# START OF Exercise data
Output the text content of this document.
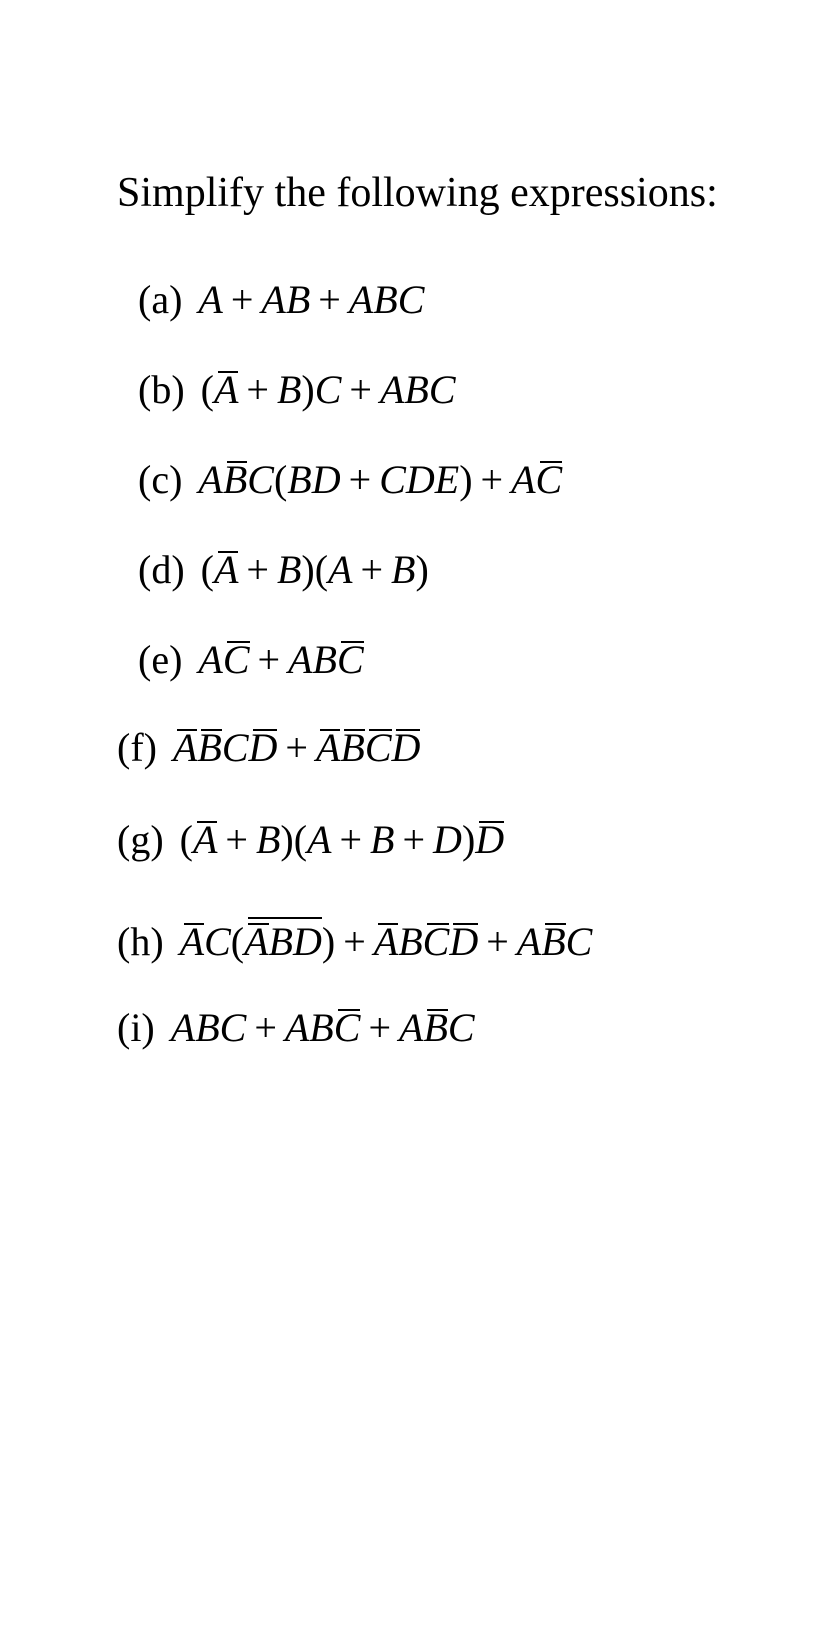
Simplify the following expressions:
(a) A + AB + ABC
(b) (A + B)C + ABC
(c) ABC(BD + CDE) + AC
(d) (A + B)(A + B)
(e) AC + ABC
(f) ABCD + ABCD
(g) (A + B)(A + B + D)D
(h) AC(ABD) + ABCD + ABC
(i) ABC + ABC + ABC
# END OF Exercise data
▶ [Stated goal]
Reproduce every record word for word. The copy must contain no pictures.

▶ [Result for this exercise]
Output the text content of this document.
Simplify the following expressions:
(a) A + AB + ABC
(b) (A + B)C + ABC
(c) ABC(BD + CDE) + AC
(d) (A + B)(A + B)
(e) AC + ABC
(f) ABCD + ABCD
(g) (A + B)(A + B + D)D
(h) AC(ABD) + ABCD + ABC
(i) ABC + ABC + ABC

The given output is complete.